=== Material provided ===

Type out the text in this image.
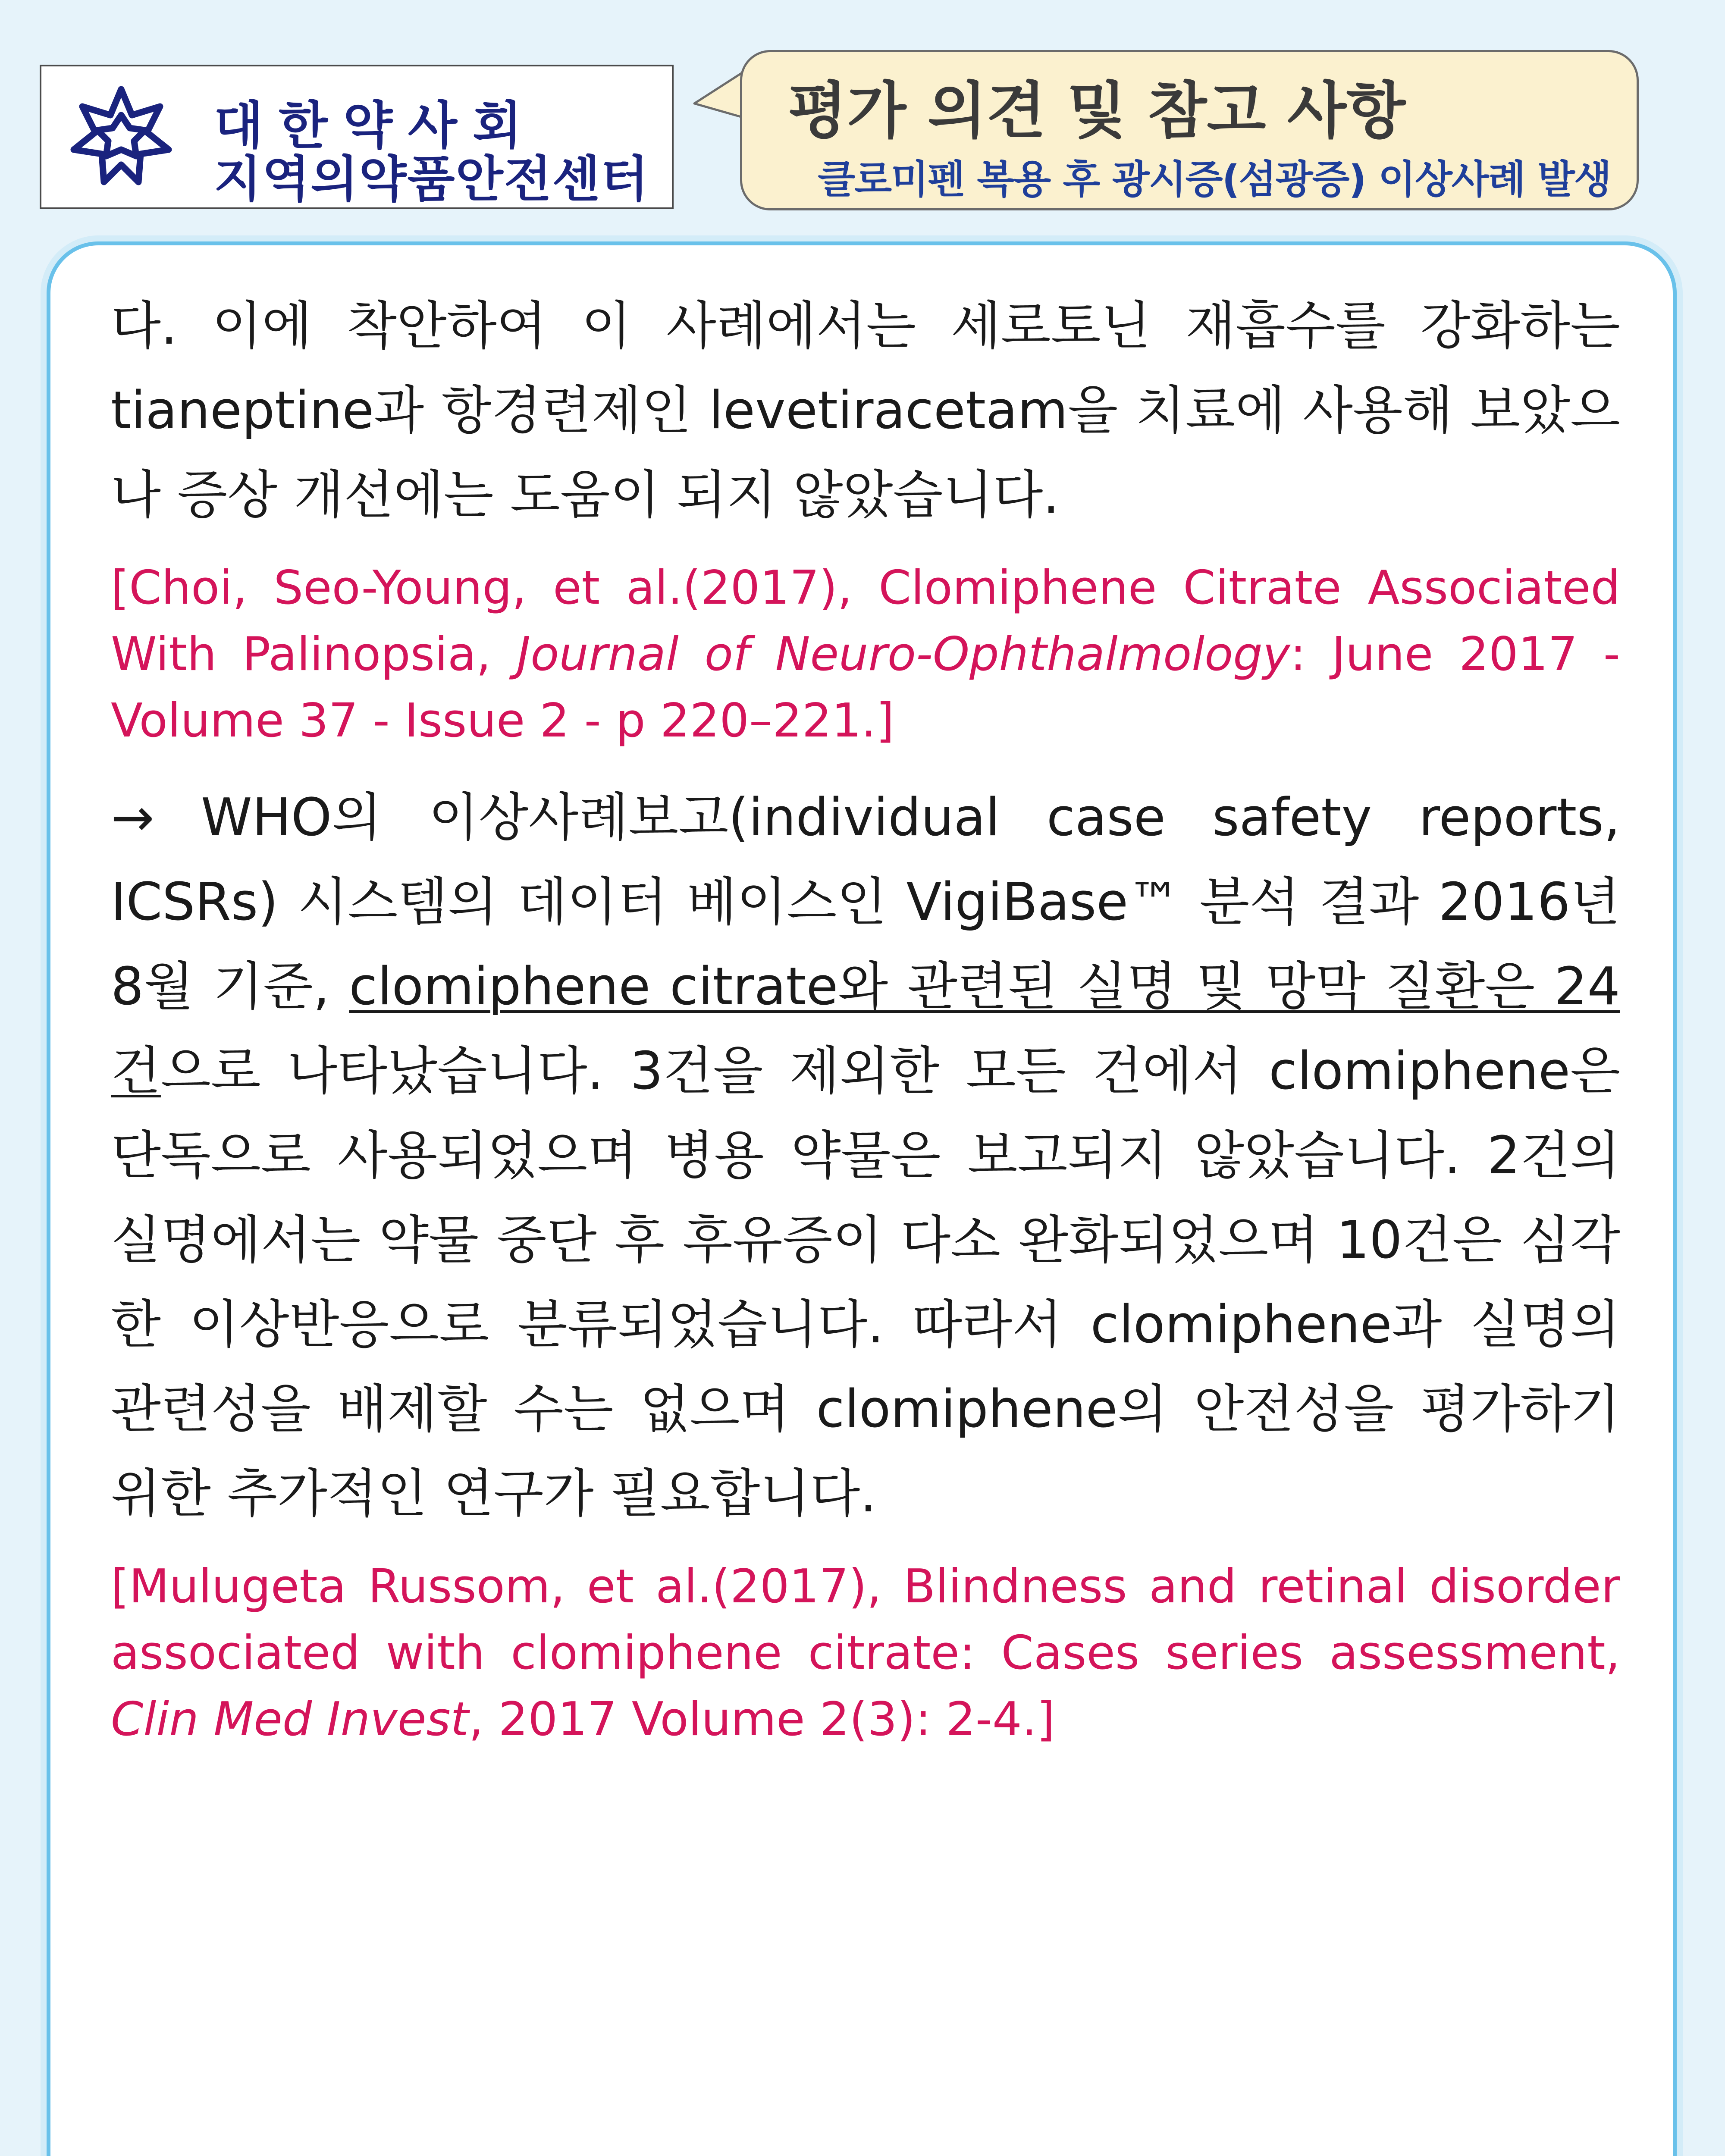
대한약사회
지역의약품안전센터
평가 의견 및 참고 사항
클로미펜 복용 후 광시증(섬광증) 이상사례 발생

다. 이에 착안하여 이 사례에서는 세로토닌 재흡수를 강화하는 tianeptine과 항경련제인 levetiracetam을 치료에 사용해 보았으나 증상 개선에는 도움이 되지 않았습니다.

[Choi, Seo-Young, et al.(2017), Clomiphene Citrate Associated With Palinopsia, Journal of Neuro-Ophthalmology: June 2017 - Volume 37 - Issue 2 - p 220–221.]

→ WHO의 이상사례보고(individual case safety reports, ICSRs) 시스템의 데이터 베이스인 VigiBase™ 분석 결과 2016년 8월 기준, clomiphene citrate와 관련된 실명 및 망막 질환은 24건으로 나타났습니다. 3건을 제외한 모든 건에서 clomiphene은 단독으로 사용되었으며 병용 약물은 보고되지 않았습니다. 2건의 실명에서는 약물 중단 후 후유증이 다소 완화되었으며 10건은 심각한 이상반응으로 분류되었습니다. 따라서 clomiphene과 실명의 관련성을 배제할 수는 없으며 clomiphene의 안전성을 평가하기 위한 추가적인 연구가 필요합니다.

[Mulugeta Russom, et al.(2017), Blindness and retinal disorder associated with clomiphene citrate: Cases series assessment, Clin Med Invest, 2017 Volume 2(3): 2-4.]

===

### [Task prompt]
In how many lines of the data does the string "Volume" appear? Give only the number.

### [Task solution]
2